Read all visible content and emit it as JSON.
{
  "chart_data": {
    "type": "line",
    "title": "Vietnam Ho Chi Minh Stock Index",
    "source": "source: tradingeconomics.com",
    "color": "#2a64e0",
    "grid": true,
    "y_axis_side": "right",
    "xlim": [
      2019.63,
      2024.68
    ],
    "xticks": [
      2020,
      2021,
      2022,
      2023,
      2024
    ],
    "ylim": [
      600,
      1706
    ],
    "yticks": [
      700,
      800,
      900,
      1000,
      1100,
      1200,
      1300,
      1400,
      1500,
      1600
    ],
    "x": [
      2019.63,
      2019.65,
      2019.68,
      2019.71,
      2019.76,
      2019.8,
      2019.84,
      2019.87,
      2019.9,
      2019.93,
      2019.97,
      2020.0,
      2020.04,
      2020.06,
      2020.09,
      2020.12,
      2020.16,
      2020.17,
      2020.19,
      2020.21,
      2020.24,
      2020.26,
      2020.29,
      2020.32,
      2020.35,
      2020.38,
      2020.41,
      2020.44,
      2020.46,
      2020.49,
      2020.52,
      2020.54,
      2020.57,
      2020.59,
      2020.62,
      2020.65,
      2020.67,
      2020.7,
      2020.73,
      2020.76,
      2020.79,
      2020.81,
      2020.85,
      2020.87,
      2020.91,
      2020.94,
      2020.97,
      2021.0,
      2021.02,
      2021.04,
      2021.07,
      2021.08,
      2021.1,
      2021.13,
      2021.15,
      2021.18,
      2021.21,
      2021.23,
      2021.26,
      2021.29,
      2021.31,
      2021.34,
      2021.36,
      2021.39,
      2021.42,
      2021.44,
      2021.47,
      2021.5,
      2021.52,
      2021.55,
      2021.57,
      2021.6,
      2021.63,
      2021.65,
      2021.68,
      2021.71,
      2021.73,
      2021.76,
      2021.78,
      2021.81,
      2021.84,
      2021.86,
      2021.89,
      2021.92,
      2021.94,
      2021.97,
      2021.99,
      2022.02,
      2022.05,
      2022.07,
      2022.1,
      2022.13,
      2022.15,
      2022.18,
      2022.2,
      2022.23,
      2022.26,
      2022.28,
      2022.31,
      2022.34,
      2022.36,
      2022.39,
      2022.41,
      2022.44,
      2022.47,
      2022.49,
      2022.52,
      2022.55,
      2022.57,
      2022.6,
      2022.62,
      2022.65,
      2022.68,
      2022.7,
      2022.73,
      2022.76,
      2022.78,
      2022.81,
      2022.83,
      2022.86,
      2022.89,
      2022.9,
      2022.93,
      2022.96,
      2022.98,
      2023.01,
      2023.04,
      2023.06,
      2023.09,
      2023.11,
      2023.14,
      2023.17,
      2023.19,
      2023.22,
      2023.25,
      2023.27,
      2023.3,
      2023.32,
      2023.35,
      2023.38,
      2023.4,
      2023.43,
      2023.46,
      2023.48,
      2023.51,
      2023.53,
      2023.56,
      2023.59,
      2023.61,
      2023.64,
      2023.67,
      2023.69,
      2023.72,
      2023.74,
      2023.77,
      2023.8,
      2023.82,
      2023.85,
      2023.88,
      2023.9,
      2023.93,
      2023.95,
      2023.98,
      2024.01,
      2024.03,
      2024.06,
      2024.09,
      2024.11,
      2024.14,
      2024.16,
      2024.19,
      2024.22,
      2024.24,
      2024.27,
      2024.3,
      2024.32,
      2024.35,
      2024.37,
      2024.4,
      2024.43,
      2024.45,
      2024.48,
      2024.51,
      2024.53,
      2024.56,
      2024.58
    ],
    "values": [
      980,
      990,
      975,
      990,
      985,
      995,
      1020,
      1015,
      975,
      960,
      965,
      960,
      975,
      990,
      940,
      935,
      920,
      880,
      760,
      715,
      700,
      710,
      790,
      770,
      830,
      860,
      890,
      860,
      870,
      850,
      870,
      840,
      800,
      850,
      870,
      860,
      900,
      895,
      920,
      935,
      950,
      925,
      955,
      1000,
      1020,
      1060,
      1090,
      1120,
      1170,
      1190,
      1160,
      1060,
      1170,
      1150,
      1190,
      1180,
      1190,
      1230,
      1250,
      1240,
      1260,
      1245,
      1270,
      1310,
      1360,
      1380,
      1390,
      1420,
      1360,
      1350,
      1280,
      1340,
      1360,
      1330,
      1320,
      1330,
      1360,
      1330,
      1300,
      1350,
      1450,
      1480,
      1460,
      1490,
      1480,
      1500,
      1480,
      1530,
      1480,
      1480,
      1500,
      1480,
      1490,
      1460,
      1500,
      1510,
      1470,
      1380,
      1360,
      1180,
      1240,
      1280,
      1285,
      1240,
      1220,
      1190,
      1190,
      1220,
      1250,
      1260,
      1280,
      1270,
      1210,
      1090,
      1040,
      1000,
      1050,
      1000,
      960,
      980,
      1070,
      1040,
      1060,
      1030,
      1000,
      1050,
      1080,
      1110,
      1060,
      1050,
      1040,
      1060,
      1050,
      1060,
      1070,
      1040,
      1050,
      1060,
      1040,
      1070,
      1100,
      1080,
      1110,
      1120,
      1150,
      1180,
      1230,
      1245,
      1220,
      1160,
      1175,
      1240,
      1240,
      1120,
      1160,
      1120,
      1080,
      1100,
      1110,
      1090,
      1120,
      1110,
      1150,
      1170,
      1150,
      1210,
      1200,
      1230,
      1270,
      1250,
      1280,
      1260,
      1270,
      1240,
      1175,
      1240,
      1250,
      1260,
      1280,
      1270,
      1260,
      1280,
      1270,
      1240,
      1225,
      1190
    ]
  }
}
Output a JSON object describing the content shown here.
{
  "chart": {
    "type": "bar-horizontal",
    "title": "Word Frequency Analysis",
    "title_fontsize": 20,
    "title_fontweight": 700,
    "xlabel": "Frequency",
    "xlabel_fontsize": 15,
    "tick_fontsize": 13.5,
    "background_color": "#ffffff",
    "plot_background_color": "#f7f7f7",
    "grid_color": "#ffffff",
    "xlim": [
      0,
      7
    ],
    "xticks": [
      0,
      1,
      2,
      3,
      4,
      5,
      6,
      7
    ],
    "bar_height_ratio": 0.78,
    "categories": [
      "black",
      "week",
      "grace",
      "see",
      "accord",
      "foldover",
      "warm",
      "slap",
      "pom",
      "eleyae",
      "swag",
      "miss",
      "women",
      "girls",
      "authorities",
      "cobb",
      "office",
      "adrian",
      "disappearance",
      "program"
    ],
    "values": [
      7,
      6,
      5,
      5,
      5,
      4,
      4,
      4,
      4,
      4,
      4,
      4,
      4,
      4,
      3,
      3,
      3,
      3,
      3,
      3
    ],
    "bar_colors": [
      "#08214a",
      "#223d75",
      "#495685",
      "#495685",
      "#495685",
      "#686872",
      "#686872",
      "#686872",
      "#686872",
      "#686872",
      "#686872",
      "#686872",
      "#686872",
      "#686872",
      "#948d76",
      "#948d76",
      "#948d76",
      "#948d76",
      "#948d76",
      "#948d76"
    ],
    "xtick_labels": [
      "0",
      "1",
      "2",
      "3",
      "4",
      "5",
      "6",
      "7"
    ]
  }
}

* [Problem]:
In the records above, locate the lines holding the word "JSON". Copy each of them.

* [Answer below]:
Read all visible content and emit it as JSON.
Output a JSON object describing the content shown here.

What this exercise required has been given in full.